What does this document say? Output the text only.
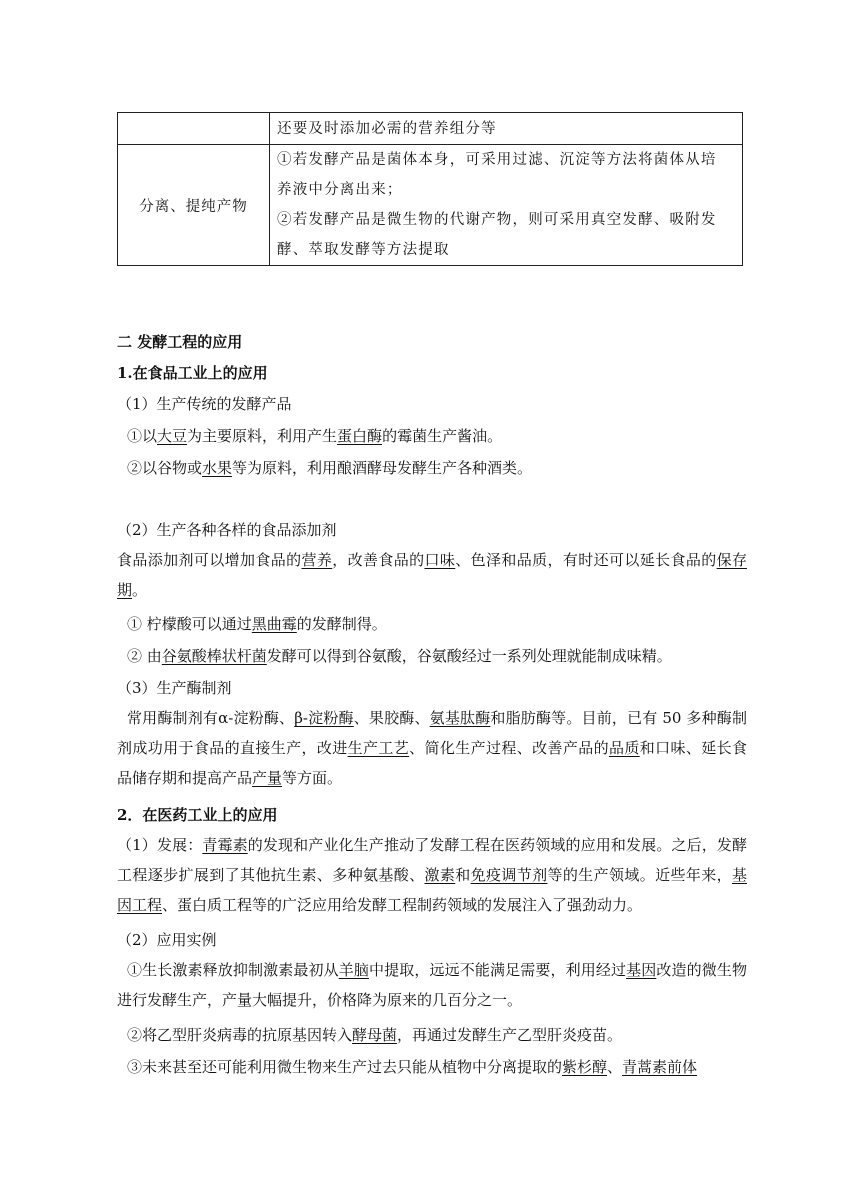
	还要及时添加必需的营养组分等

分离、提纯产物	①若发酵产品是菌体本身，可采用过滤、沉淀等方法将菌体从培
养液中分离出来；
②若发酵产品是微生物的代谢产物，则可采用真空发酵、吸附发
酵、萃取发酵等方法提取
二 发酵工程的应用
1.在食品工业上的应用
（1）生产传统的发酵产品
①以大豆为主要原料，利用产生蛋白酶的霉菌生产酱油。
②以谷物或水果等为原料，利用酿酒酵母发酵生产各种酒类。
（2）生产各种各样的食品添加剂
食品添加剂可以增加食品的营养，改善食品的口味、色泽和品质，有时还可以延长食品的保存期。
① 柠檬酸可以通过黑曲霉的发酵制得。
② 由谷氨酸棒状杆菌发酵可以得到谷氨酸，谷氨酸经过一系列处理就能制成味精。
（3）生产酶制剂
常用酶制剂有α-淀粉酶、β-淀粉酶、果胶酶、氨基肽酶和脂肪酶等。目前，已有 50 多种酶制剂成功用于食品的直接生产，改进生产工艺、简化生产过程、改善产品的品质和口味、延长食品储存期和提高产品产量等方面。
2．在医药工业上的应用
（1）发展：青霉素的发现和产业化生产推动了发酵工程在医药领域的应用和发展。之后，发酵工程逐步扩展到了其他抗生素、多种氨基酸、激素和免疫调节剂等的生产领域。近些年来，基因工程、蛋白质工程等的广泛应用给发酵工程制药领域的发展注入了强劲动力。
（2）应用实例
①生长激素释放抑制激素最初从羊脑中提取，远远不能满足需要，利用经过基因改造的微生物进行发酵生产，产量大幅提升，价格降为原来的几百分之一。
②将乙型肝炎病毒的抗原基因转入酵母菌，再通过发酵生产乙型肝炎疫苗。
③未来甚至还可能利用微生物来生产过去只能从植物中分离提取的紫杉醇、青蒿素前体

==============================

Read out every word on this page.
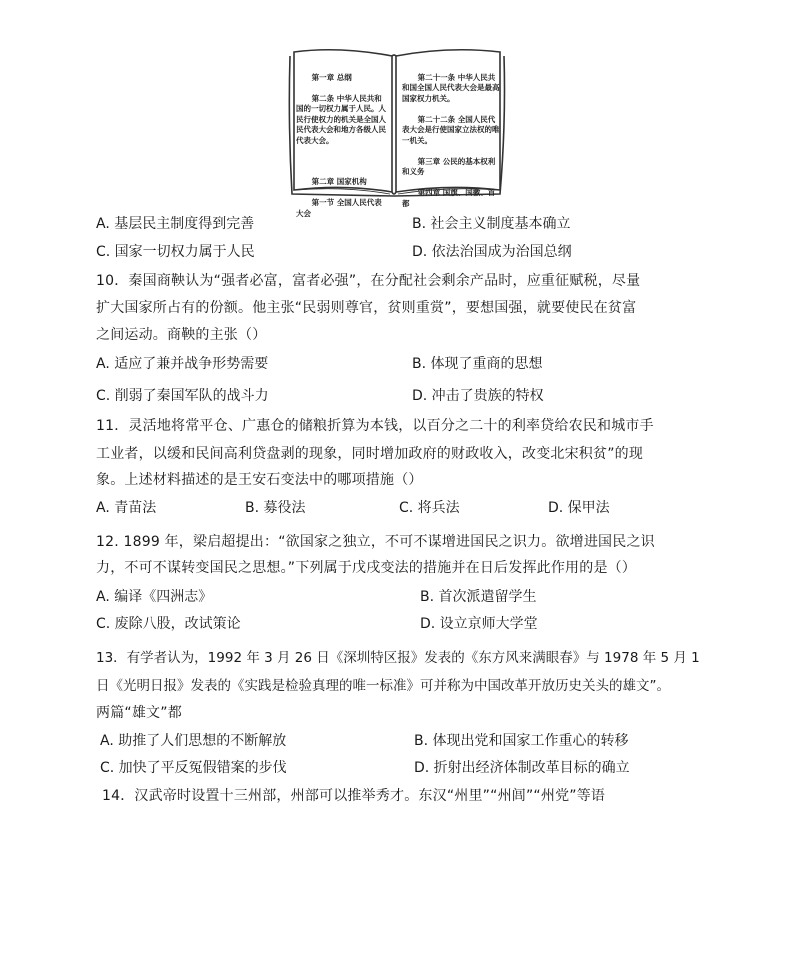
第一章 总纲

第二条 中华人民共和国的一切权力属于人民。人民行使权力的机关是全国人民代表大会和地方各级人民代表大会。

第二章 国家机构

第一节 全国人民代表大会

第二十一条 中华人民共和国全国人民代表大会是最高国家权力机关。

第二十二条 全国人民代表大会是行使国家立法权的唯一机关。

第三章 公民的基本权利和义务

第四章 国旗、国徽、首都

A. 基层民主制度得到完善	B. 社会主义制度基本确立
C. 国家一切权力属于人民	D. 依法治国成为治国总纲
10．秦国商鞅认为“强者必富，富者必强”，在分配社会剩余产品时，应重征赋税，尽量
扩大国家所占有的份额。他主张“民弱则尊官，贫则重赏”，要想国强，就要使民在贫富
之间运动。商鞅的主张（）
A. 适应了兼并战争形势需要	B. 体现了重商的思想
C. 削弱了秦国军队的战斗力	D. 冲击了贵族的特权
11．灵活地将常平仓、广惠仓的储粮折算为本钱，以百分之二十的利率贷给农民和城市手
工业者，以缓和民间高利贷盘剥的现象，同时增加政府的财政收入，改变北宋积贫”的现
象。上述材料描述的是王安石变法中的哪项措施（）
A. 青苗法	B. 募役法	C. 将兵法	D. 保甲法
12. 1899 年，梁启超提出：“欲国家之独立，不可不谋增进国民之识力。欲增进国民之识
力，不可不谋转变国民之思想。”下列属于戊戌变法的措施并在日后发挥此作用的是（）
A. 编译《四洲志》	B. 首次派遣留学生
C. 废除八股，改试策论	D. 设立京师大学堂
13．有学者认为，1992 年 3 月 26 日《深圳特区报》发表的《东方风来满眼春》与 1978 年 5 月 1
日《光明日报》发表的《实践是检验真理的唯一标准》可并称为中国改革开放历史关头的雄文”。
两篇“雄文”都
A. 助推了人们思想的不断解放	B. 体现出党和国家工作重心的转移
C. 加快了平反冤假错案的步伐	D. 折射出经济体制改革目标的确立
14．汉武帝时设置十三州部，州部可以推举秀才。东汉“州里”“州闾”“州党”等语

==============================

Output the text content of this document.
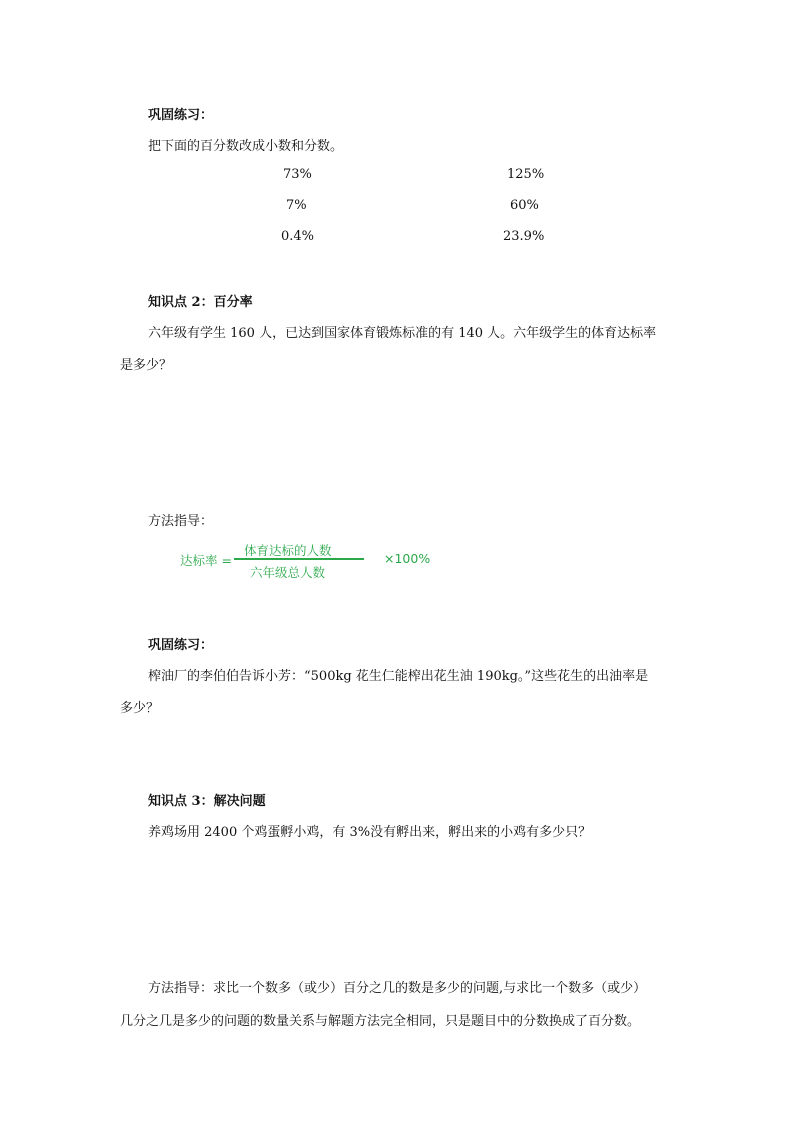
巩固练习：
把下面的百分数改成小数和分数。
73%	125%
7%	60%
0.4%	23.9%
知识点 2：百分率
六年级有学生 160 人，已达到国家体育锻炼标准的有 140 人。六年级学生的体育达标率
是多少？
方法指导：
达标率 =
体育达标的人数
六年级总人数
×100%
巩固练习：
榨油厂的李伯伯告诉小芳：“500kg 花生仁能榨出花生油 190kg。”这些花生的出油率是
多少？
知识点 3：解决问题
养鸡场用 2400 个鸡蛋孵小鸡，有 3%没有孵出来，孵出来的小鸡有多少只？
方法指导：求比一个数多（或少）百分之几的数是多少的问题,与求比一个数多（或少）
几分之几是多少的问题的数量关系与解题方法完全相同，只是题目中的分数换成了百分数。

==============================

• [Task description]:
Tell how many lines in the material above include the word "方法指导", giving the number only.

• [Result of this exercise]:
2